## BRIEF
Reproduce the data exactly and drop any pictures it holds.

## RECORDS FOR THIS EXERCISE
-- BEGIN --

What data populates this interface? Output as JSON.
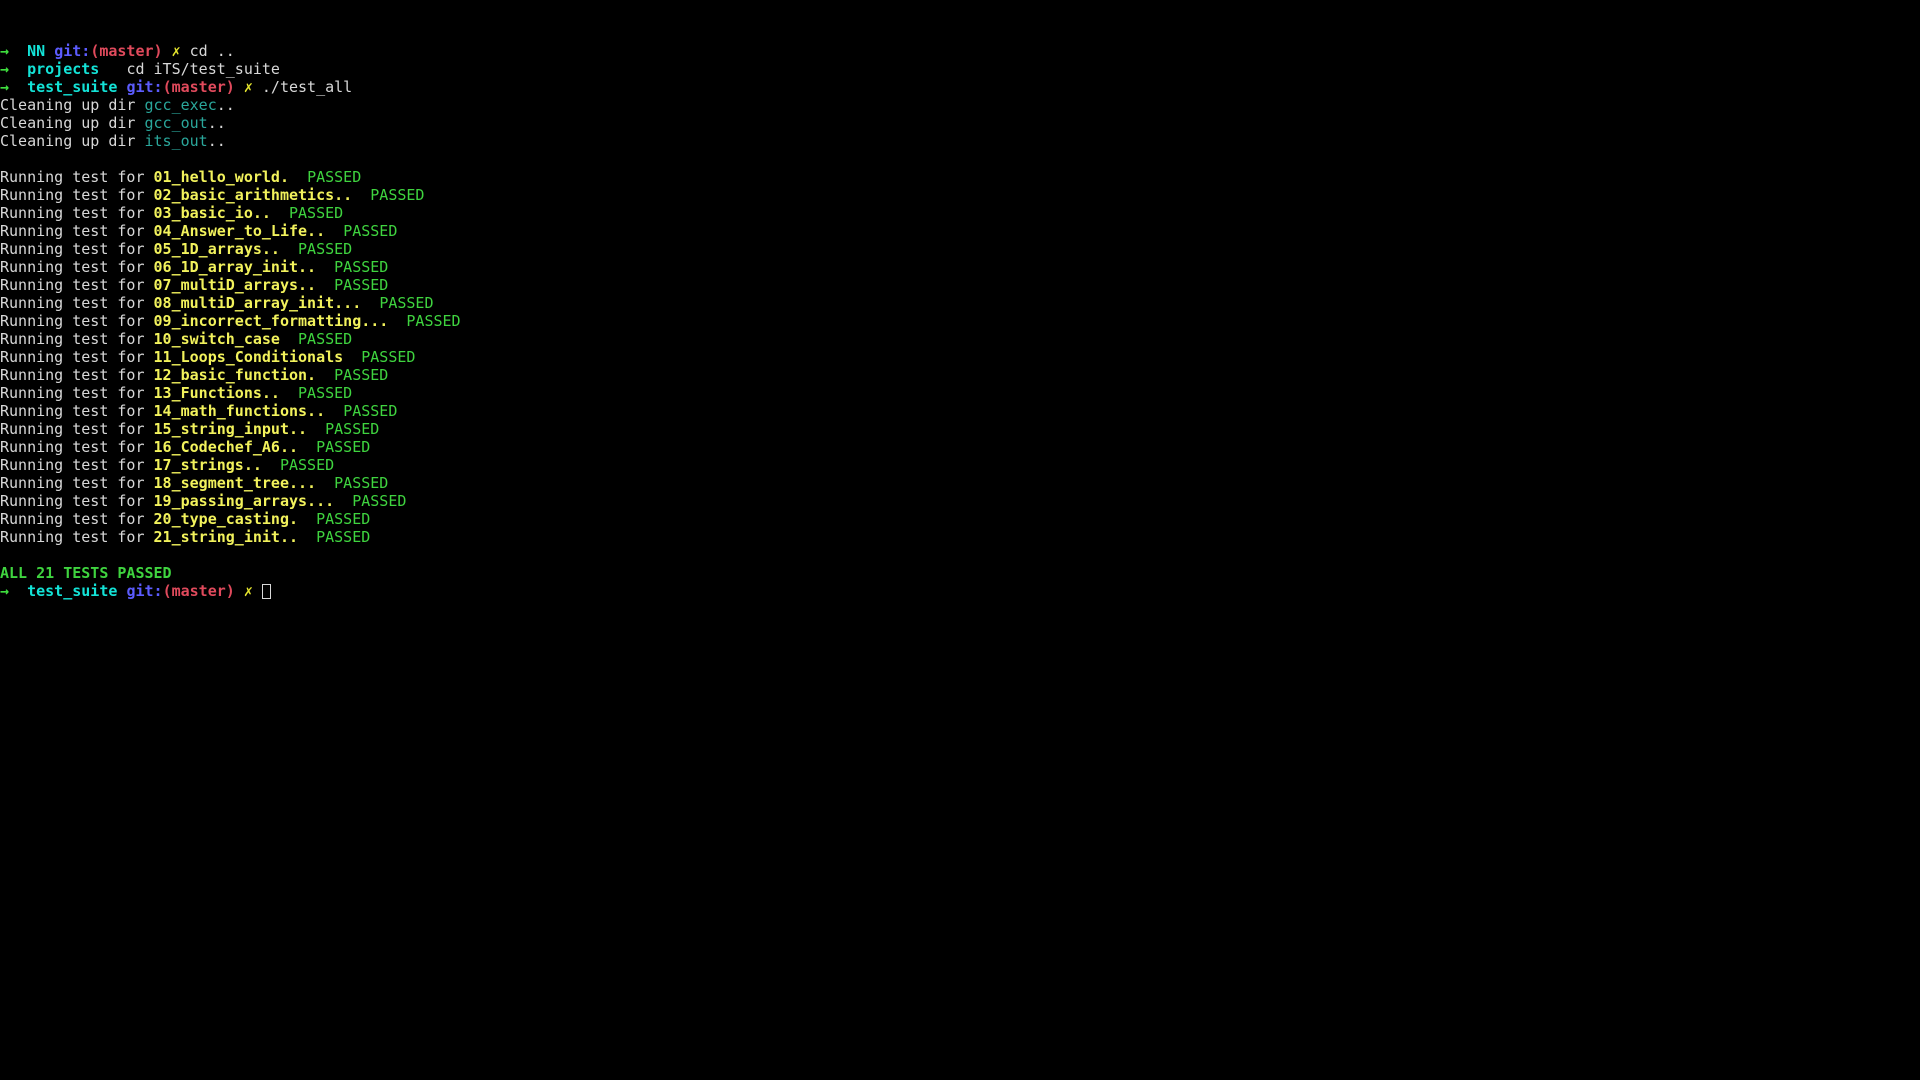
{
  "terminal": {
    "background_color": "#000000",
    "colors": {
      "arrow_green": "#3fe03f",
      "dir_cyan": "#13e3d7",
      "git_blue": "#5c5cff",
      "branch_red": "#e04a5c",
      "x_yellow": "#e6e62e",
      "text_white": "#d8d8d8",
      "dirname_teal": "#2aa79b",
      "testname_yellow": "#f2f25c",
      "passed_green": "#3fd43f"
    },
    "prompt": {
      "arrow": "→",
      "git_keyword": "git:",
      "branch": "(master)",
      "x_mark": "✗"
    },
    "command_lines": [
      {
        "dir": "NN",
        "has_git": true,
        "command": "cd .."
      },
      {
        "dir": "projects",
        "has_git": false,
        "command": "cd iTS/test_suite"
      },
      {
        "dir": "test_suite",
        "has_git": true,
        "command": "./test_all"
      }
    ],
    "cleanup_lines": [
      {
        "prefix": "Cleaning up dir ",
        "dir": "gcc_exec",
        "suffix": ".."
      },
      {
        "prefix": "Cleaning up dir ",
        "dir": "gcc_out",
        "suffix": ".."
      },
      {
        "prefix": "Cleaning up dir ",
        "dir": "its_out",
        "suffix": ".."
      }
    ],
    "run_prefix": "Running test for ",
    "status_label": "PASSED",
    "tests": [
      {
        "name": "01_hello_world.",
        "gap": "  ",
        "status": "PASSED"
      },
      {
        "name": "02_basic_arithmetics..",
        "gap": "  ",
        "status": "PASSED"
      },
      {
        "name": "03_basic_io..",
        "gap": "  ",
        "status": "PASSED"
      },
      {
        "name": "04_Answer_to_Life..",
        "gap": "  ",
        "status": "PASSED"
      },
      {
        "name": "05_1D_arrays..",
        "gap": "  ",
        "status": "PASSED"
      },
      {
        "name": "06_1D_array_init..",
        "gap": "  ",
        "status": "PASSED"
      },
      {
        "name": "07_multiD_arrays..",
        "gap": "  ",
        "status": "PASSED"
      },
      {
        "name": "08_multiD_array_init...",
        "gap": "  ",
        "status": "PASSED"
      },
      {
        "name": "09_incorrect_formatting...",
        "gap": "  ",
        "status": "PASSED"
      },
      {
        "name": "10_switch_case",
        "gap": "  ",
        "status": "PASSED"
      },
      {
        "name": "11_Loops_Conditionals",
        "gap": "  ",
        "status": "PASSED"
      },
      {
        "name": "12_basic_function.",
        "gap": "  ",
        "status": "PASSED"
      },
      {
        "name": "13_Functions..",
        "gap": "  ",
        "status": "PASSED"
      },
      {
        "name": "14_math_functions..",
        "gap": "  ",
        "status": "PASSED"
      },
      {
        "name": "15_string_input..",
        "gap": "  ",
        "status": "PASSED"
      },
      {
        "name": "16_Codechef_A6..",
        "gap": "  ",
        "status": "PASSED"
      },
      {
        "name": "17_strings..",
        "gap": "  ",
        "status": "PASSED"
      },
      {
        "name": "18_segment_tree...",
        "gap": "  ",
        "status": "PASSED"
      },
      {
        "name": "19_passing_arrays...",
        "gap": "  ",
        "status": "PASSED"
      },
      {
        "name": "20_type_casting.",
        "gap": "  ",
        "status": "PASSED"
      },
      {
        "name": "21_string_init..",
        "gap": "  ",
        "status": "PASSED"
      }
    ],
    "summary": "ALL 21 TESTS PASSED",
    "final_prompt": {
      "dir": "test_suite",
      "has_git": true,
      "command": ""
    }
  }
}
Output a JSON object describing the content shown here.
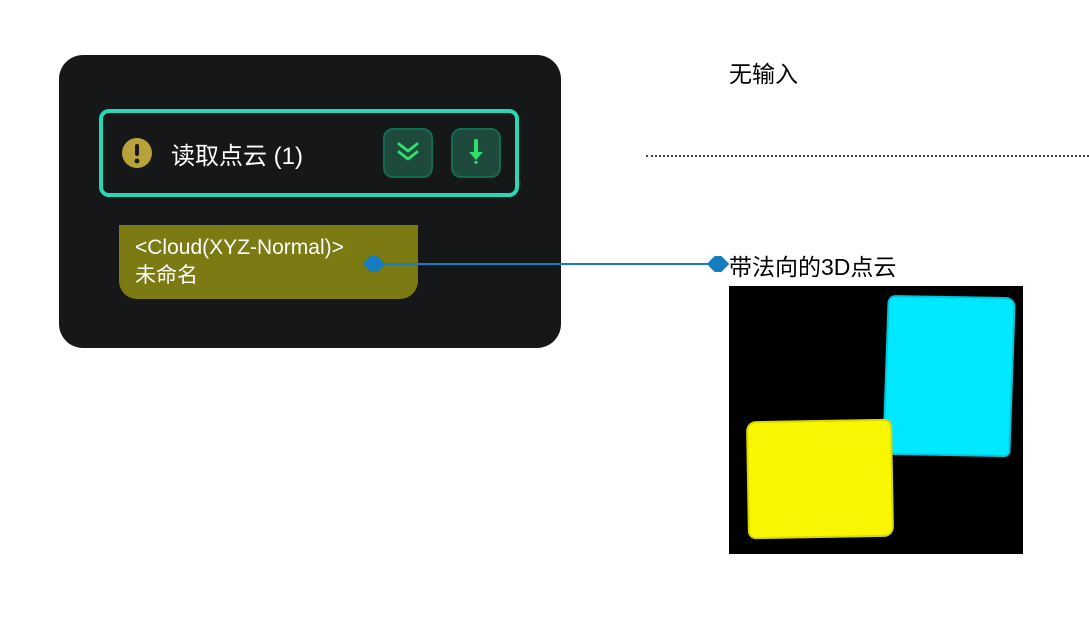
{
  "node": {
    "title": "读取点云 (1)",
    "status_icon": "warning-icon",
    "buttons": {
      "expand": "expand-down-icon",
      "execute": "execute-icon"
    },
    "output": {
      "type_label": "<Cloud(XYZ-Normal)>",
      "name_label": "未命名"
    }
  },
  "right": {
    "no_input_label": "无输入",
    "output_label": "带法向的3D点云"
  },
  "colors": {
    "node_bg": "#161719",
    "accent": "#29d7b4",
    "chip": "#7c7a13",
    "arrow_green": "#2fe06a",
    "connector": "#157dbf",
    "cyan_blob": "#00e8ff",
    "yellow_blob": "#f8f600"
  }
}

-- END --

## EXERCISE RESPONSE
What data populates this interface? Output as JSON.
{
  "terminal": {
    "background_color": "#000000",
    "colors": {
      "arrow_green": "#3fe03f",
      "dir_cyan": "#13e3d7",
      "git_blue": "#5c5cff",
      "branch_red": "#e04a5c",
      "x_yellow": "#e6e62e",
      "text_white": "#d8d8d8",
      "dirname_teal": "#2aa79b",
      "testname_yellow": "#f2f25c",
      "passed_green": "#3fd43f"
    },
    "prompt": {
      "arrow": "→",
      "git_keyword": "git:",
      "branch": "(master)",
      "x_mark": "✗"
    },
    "command_lines": [
      {
        "dir": "NN",
        "has_git": true,
        "command": "cd .."
      },
      {
        "dir": "projects",
        "has_git": false,
        "command": "cd iTS/test_suite"
      },
      {
        "dir": "test_suite",
        "has_git": true,
        "command": "./test_all"
      }
    ],
    "cleanup_lines": [
      {
        "prefix": "Cleaning up dir ",
        "dir": "gcc_exec",
        "suffix": ".."
      },
      {
        "prefix": "Cleaning up dir ",
        "dir": "gcc_out",
        "suffix": ".."
      },
      {
        "prefix": "Cleaning up dir ",
        "dir": "its_out",
        "suffix": ".."
      }
    ],
    "run_prefix": "Running test for ",
    "status_label": "PASSED",
    "tests": [
      {
        "name": "01_hello_world.",
        "gap": "  ",
        "status": "PASSED"
      },
      {
        "name": "02_basic_arithmetics..",
        "gap": "  ",
        "status": "PASSED"
      },
      {
        "name": "03_basic_io..",
        "gap": "  ",
        "status": "PASSED"
      },
      {
        "name": "04_Answer_to_Life..",
        "gap": "  ",
        "status": "PASSED"
      },
      {
        "name": "05_1D_arrays..",
        "gap": "  ",
        "status": "PASSED"
      },
      {
        "name": "06_1D_array_init..",
        "gap": "  ",
        "status": "PASSED"
      },
      {
        "name": "07_multiD_arrays..",
        "gap": "  ",
        "status": "PASSED"
      },
      {
        "name": "08_multiD_array_init...",
        "gap": "  ",
        "status": "PASSED"
      },
      {
        "name": "09_incorrect_formatting...",
        "gap": "  ",
        "status": "PASSED"
      },
      {
        "name": "10_switch_case",
        "gap": "  ",
        "status": "PASSED"
      },
      {
        "name": "11_Loops_Conditionals",
        "gap": "  ",
        "status": "PASSED"
      },
      {
        "name": "12_basic_function.",
        "gap": "  ",
        "status": "PASSED"
      },
      {
        "name": "13_Functions..",
        "gap": "  ",
        "status": "PASSED"
      },
      {
        "name": "14_math_functions..",
        "gap": "  ",
        "status": "PASSED"
      },
      {
        "name": "15_string_input..",
        "gap": "  ",
        "status": "PASSED"
      },
      {
        "name": "16_Codechef_A6..",
        "gap": "  ",
        "status": "PASSED"
      },
      {
        "name": "17_strings..",
        "gap": "  ",
        "status": "PASSED"
      },
      {
        "name": "18_segment_tree...",
        "gap": "  ",
        "status": "PASSED"
      },
      {
        "name": "19_passing_arrays...",
        "gap": "  ",
        "status": "PASSED"
      },
      {
        "name": "20_type_casting.",
        "gap": "  ",
        "status": "PASSED"
      },
      {
        "name": "21_string_init..",
        "gap": "  ",
        "status": "PASSED"
      }
    ],
    "summary": "ALL 21 TESTS PASSED",
    "final_prompt": {
      "dir": "test_suite",
      "has_git": true,
      "command": ""
    }
  }
}
Output a JSON object describing the content shown here.
{
  "node": {
    "title": "读取点云 (1)",
    "status_icon": "warning-icon",
    "buttons": {
      "expand": "expand-down-icon",
      "execute": "execute-icon"
    },
    "output": {
      "type_label": "<Cloud(XYZ-Normal)>",
      "name_label": "未命名"
    }
  },
  "right": {
    "no_input_label": "无输入",
    "output_label": "带法向的3D点云"
  },
  "colors": {
    "node_bg": "#161719",
    "accent": "#29d7b4",
    "chip": "#7c7a13",
    "arrow_green": "#2fe06a",
    "connector": "#157dbf",
    "cyan_blob": "#00e8ff",
    "yellow_blob": "#f8f600"
  }
}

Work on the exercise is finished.